Dataset entries
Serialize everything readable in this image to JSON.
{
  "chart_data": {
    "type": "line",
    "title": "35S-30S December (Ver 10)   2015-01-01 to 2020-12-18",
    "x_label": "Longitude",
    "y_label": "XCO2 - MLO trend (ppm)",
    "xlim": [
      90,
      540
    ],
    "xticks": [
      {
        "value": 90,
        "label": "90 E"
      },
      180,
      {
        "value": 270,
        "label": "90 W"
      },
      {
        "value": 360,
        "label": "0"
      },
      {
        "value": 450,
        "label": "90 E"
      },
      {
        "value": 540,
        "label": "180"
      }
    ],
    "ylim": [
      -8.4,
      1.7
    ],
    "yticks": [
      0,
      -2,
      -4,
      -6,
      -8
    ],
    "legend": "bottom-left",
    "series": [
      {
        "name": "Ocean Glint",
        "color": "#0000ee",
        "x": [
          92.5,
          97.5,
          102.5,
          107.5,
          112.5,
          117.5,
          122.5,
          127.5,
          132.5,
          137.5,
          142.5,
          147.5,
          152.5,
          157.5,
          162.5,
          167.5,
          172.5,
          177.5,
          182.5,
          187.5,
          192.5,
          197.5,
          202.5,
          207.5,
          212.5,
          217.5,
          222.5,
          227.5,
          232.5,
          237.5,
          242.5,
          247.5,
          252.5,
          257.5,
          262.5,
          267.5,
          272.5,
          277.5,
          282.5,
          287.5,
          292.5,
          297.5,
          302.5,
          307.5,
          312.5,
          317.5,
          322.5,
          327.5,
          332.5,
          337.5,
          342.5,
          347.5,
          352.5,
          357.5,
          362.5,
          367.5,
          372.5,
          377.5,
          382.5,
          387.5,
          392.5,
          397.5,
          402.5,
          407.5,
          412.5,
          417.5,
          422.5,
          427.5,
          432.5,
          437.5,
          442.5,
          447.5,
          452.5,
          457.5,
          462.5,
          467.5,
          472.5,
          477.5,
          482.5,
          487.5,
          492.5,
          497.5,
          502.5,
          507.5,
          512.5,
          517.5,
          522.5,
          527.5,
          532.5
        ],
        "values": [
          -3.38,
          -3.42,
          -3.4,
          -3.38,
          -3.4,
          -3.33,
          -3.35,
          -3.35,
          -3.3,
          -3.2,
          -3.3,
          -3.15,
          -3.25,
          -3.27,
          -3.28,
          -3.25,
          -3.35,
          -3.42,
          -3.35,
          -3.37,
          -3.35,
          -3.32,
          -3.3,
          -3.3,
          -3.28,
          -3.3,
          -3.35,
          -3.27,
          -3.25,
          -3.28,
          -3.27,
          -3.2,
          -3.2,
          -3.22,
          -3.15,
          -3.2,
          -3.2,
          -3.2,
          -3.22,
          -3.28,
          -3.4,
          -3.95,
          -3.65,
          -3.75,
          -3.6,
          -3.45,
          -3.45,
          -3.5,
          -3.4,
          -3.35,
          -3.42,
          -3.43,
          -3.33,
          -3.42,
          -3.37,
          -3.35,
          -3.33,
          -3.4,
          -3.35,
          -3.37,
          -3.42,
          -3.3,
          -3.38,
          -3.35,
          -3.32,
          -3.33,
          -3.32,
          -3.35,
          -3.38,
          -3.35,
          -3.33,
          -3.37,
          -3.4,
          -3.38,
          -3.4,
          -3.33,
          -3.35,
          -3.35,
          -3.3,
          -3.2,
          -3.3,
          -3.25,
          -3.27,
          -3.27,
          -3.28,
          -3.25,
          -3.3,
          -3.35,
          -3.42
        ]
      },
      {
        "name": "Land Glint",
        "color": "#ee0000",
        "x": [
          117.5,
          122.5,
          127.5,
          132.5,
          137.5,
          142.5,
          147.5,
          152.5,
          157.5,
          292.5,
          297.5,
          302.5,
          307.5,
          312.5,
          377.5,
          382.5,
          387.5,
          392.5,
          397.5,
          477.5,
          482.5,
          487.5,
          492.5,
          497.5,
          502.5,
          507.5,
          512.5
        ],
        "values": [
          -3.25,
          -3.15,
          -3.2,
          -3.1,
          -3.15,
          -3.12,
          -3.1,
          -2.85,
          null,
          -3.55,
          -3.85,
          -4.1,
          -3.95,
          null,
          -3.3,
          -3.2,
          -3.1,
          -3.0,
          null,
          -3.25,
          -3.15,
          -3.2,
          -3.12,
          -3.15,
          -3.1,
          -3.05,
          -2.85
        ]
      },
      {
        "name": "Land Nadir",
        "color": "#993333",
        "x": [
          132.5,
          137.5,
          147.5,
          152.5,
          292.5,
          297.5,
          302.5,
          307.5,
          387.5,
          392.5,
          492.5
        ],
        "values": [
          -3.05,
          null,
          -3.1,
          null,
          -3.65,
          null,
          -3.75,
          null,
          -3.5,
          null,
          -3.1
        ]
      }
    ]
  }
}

Written request
Would you restate each of the entries word for word?

Correct output
Serialize everything readable in this image to JSON.
{
  "chart_data": {
    "type": "line",
    "title": "35S-30S December (Ver 10)   2015-01-01 to 2020-12-18",
    "x_label": "Longitude",
    "y_label": "XCO2 - MLO trend (ppm)",
    "xlim": [
      90,
      540
    ],
    "xticks": [
      {
        "value": 90,
        "label": "90 E"
      },
      180,
      {
        "value": 270,
        "label": "90 W"
      },
      {
        "value": 360,
        "label": "0"
      },
      {
        "value": 450,
        "label": "90 E"
      },
      {
        "value": 540,
        "label": "180"
      }
    ],
    "ylim": [
      -8.4,
      1.7
    ],
    "yticks": [
      0,
      -2,
      -4,
      -6,
      -8
    ],
    "legend": "bottom-left",
    "series": [
      {
        "name": "Ocean Glint",
        "color": "#0000ee",
        "x": [
          92.5,
          97.5,
          102.5,
          107.5,
          112.5,
          117.5,
          122.5,
          127.5,
          132.5,
          137.5,
          142.5,
          147.5,
          152.5,
          157.5,
          162.5,
          167.5,
          172.5,
          177.5,
          182.5,
          187.5,
          192.5,
          197.5,
          202.5,
          207.5,
          212.5,
          217.5,
          222.5,
          227.5,
          232.5,
          237.5,
          242.5,
          247.5,
          252.5,
          257.5,
          262.5,
          267.5,
          272.5,
          277.5,
          282.5,
          287.5,
          292.5,
          297.5,
          302.5,
          307.5,
          312.5,
          317.5,
          322.5,
          327.5,
          332.5,
          337.5,
          342.5,
          347.5,
          352.5,
          357.5,
          362.5,
          367.5,
          372.5,
          377.5,
          382.5,
          387.5,
          392.5,
          397.5,
          402.5,
          407.5,
          412.5,
          417.5,
          422.5,
          427.5,
          432.5,
          437.5,
          442.5,
          447.5,
          452.5,
          457.5,
          462.5,
          467.5,
          472.5,
          477.5,
          482.5,
          487.5,
          492.5,
          497.5,
          502.5,
          507.5,
          512.5,
          517.5,
          522.5,
          527.5,
          532.5
        ],
        "values": [
          -3.38,
          -3.42,
          -3.4,
          -3.38,
          -3.4,
          -3.33,
          -3.35,
          -3.35,
          -3.3,
          -3.2,
          -3.3,
          -3.15,
          -3.25,
          -3.27,
          -3.28,
          -3.25,
          -3.35,
          -3.42,
          -3.35,
          -3.37,
          -3.35,
          -3.32,
          -3.3,
          -3.3,
          -3.28,
          -3.3,
          -3.35,
          -3.27,
          -3.25,
          -3.28,
          -3.27,
          -3.2,
          -3.2,
          -3.22,
          -3.15,
          -3.2,
          -3.2,
          -3.2,
          -3.22,
          -3.28,
          -3.4,
          -3.95,
          -3.65,
          -3.75,
          -3.6,
          -3.45,
          -3.45,
          -3.5,
          -3.4,
          -3.35,
          -3.42,
          -3.43,
          -3.33,
          -3.42,
          -3.37,
          -3.35,
          -3.33,
          -3.4,
          -3.35,
          -3.37,
          -3.42,
          -3.3,
          -3.38,
          -3.35,
          -3.32,
          -3.33,
          -3.32,
          -3.35,
          -3.38,
          -3.35,
          -3.33,
          -3.37,
          -3.4,
          -3.38,
          -3.4,
          -3.33,
          -3.35,
          -3.35,
          -3.3,
          -3.2,
          -3.3,
          -3.25,
          -3.27,
          -3.27,
          -3.28,
          -3.25,
          -3.3,
          -3.35,
          -3.42
        ]
      },
      {
        "name": "Land Glint",
        "color": "#ee0000",
        "x": [
          117.5,
          122.5,
          127.5,
          132.5,
          137.5,
          142.5,
          147.5,
          152.5,
          157.5,
          292.5,
          297.5,
          302.5,
          307.5,
          312.5,
          377.5,
          382.5,
          387.5,
          392.5,
          397.5,
          477.5,
          482.5,
          487.5,
          492.5,
          497.5,
          502.5,
          507.5,
          512.5
        ],
        "values": [
          -3.25,
          -3.15,
          -3.2,
          -3.1,
          -3.15,
          -3.12,
          -3.1,
          -2.85,
          null,
          -3.55,
          -3.85,
          -4.1,
          -3.95,
          null,
          -3.3,
          -3.2,
          -3.1,
          -3.0,
          null,
          -3.25,
          -3.15,
          -3.2,
          -3.12,
          -3.15,
          -3.1,
          -3.05,
          -2.85
        ]
      },
      {
        "name": "Land Nadir",
        "color": "#993333",
        "x": [
          132.5,
          137.5,
          147.5,
          152.5,
          292.5,
          297.5,
          302.5,
          307.5,
          387.5,
          392.5,
          492.5
        ],
        "values": [
          -3.05,
          null,
          -3.1,
          null,
          -3.65,
          null,
          -3.75,
          null,
          -3.5,
          null,
          -3.1
        ]
      }
    ]
  }
}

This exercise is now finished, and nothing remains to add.